__TASK PROMPT__. Examine the material below. Gather every line in which the string "mins" appears.

--- start ---

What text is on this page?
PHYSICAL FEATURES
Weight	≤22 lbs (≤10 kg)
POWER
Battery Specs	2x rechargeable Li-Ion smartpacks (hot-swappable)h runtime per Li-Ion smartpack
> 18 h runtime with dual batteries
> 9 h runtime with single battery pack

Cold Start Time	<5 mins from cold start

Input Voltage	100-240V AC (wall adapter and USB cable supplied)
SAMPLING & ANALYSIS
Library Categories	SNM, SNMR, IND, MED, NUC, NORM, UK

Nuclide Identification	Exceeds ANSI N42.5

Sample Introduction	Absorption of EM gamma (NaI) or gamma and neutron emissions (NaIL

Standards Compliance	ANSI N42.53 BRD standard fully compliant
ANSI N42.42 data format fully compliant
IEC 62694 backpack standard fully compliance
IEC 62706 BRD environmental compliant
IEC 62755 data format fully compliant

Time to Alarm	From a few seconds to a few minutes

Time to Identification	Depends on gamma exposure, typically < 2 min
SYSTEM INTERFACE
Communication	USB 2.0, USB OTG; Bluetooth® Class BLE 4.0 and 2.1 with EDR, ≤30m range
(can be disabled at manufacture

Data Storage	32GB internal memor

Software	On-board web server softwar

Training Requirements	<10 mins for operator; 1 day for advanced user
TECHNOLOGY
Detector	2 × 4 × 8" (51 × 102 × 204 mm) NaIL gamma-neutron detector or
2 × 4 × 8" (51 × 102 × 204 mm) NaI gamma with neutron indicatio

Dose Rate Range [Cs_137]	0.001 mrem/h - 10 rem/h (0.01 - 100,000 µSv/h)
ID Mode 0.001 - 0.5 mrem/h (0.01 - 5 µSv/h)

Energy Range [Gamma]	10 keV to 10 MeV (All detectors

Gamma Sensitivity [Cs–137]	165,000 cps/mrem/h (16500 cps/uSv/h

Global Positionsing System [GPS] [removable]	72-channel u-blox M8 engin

--- end ---

__RESULT__.
Cold Start Time	<5 mins from cold start
Training Requirements	<10 mins for operator; 1 day for advanced user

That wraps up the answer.